PROBLEM DESCRIPTION: Lines with the word "JSON" are the ones wanted. Copy each of them from the entries below.

────────────────────────────────────────

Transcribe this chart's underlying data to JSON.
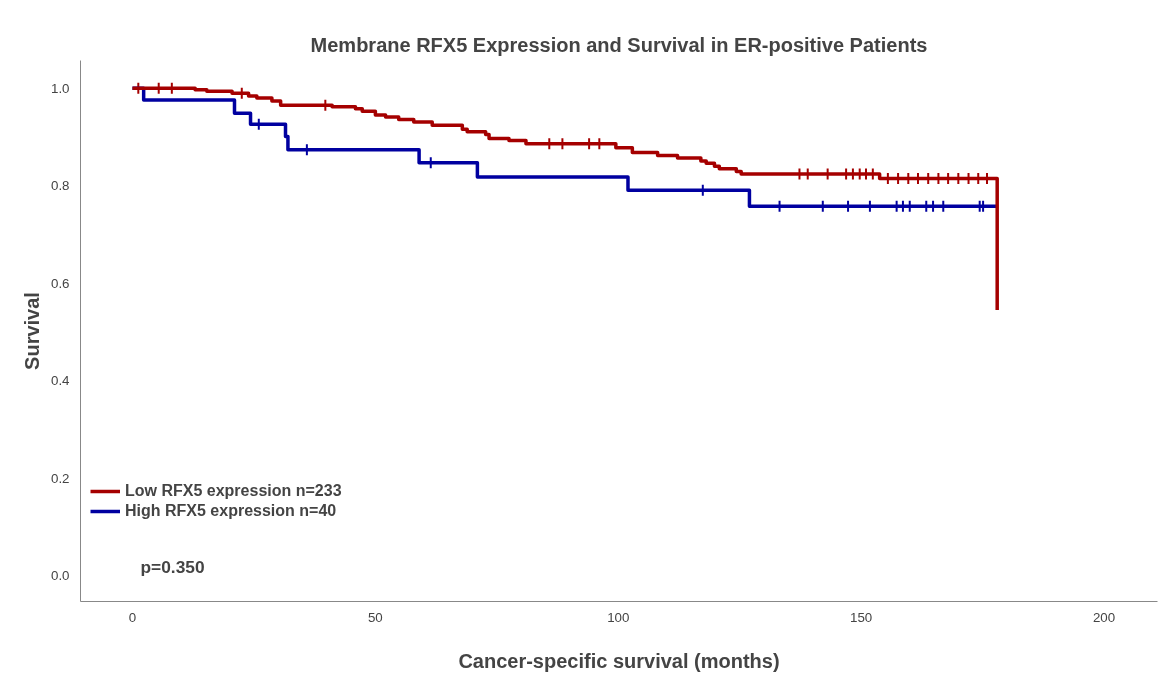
{
  "chart_data": {
    "type": "step",
    "title": "Membrane RFX5 Expression and Survival in ER-positive Patients",
    "xlabel": "Cancer-specific survival (months)",
    "ylabel": "Survival",
    "xlim": [
      -10.7,
      211
    ],
    "ylim": [
      -0.053,
      1.057
    ],
    "xticks": [
      0,
      50,
      100,
      150,
      200
    ],
    "yticks": [
      {
        "value": 0,
        "label": "0.0"
      },
      {
        "value": 0.2,
        "label": "0.2"
      },
      {
        "value": 0.4,
        "label": "0.4"
      },
      {
        "value": 0.6,
        "label": "0.6"
      },
      {
        "value": 0.8,
        "label": "0.8"
      },
      {
        "value": 1,
        "label": "1.0"
      }
    ],
    "grid": false,
    "legend": "bottom left",
    "line_style": "solid",
    "annotations": [
      "p=0.350"
    ],
    "series": [
      {
        "name": "Low RFX5 expression n=233",
        "color": "#a50000",
        "x": [
          0,
          12.9,
          15.3,
          20.5,
          23.9,
          25.6,
          28.7,
          30.5,
          41.1,
          45.9,
          47.3,
          50.0,
          52.1,
          54.8,
          57.9,
          61.7,
          67.9,
          68.9,
          72.7,
          73.4,
          77.5,
          81.0,
          99.5,
          102.9,
          108.1,
          112.2,
          117.0,
          118.1,
          119.8,
          120.8,
          124.3,
          125.3,
          153.8,
          178
        ],
        "values": [
          1.0,
          0.997,
          0.994,
          0.99,
          0.984,
          0.98,
          0.974,
          0.965,
          0.962,
          0.958,
          0.953,
          0.945,
          0.941,
          0.936,
          0.931,
          0.924,
          0.916,
          0.911,
          0.905,
          0.897,
          0.893,
          0.886,
          0.878,
          0.868,
          0.862,
          0.857,
          0.851,
          0.846,
          0.84,
          0.835,
          0.829,
          0.824,
          0.815,
          0.545
        ]
      },
      {
        "name": "High RFX5 expression n=40",
        "color": "#0000a0",
        "x": [
          0,
          2.3,
          21,
          24.3,
          31.5,
          32,
          59,
          71,
          102,
          127,
          178
        ],
        "values": [
          1.0,
          0.976,
          0.949,
          0.926,
          0.901,
          0.874,
          0.847,
          0.818,
          0.791,
          0.758,
          0.758
        ]
      },
      {
        "type": "scatter",
        "marker": "cross",
        "color": "#a50000",
        "x": [
          1.2,
          5.4,
          8.1,
          22.5,
          39.7,
          85.8,
          88.5,
          94.0,
          96.1,
          137.3,
          139.0,
          143.1,
          146.9,
          148.3,
          149.7,
          151.0,
          152.4,
          155.5,
          157.6,
          159.7,
          161.7,
          163.8,
          165.9,
          167.9,
          170.0,
          172.1,
          174.1,
          175.9
        ],
        "values": [
          1.0,
          1.0,
          1.0,
          0.99,
          0.965,
          0.886,
          0.886,
          0.886,
          0.886,
          0.824,
          0.824,
          0.824,
          0.824,
          0.824,
          0.824,
          0.824,
          0.824,
          0.815,
          0.815,
          0.815,
          0.815,
          0.815,
          0.815,
          0.815,
          0.815,
          0.815,
          0.815,
          0.815
        ]
      },
      {
        "type": "scatter",
        "marker": "cross",
        "color": "#0000a0",
        "x": [
          26.0,
          35.9,
          61.4,
          117.4,
          133.2,
          142.1,
          147.3,
          151.8,
          157.3,
          158.6,
          160.0,
          163.4,
          164.8,
          166.9,
          174.4,
          175.1
        ],
        "values": [
          0.926,
          0.874,
          0.847,
          0.791,
          0.758,
          0.758,
          0.758,
          0.758,
          0.758,
          0.758,
          0.758,
          0.758,
          0.758,
          0.758,
          0.758,
          0.758
        ]
      }
    ]
  }
}
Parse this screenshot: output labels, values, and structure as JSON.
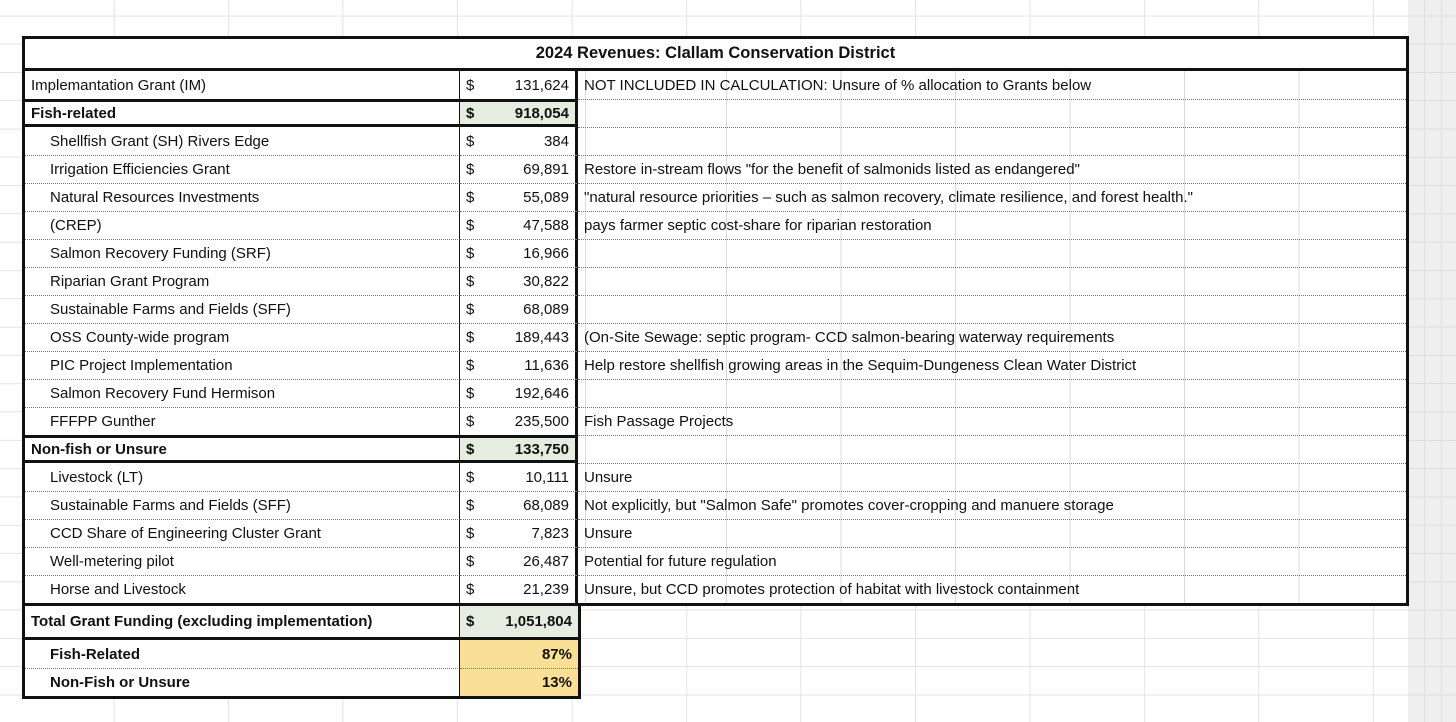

────────────────────────────────────────

EXERCISE ANSWER:
Transcribe this chart's underlying data to JSON.
Parse this screenshot: output labels, values, and structure as JSON.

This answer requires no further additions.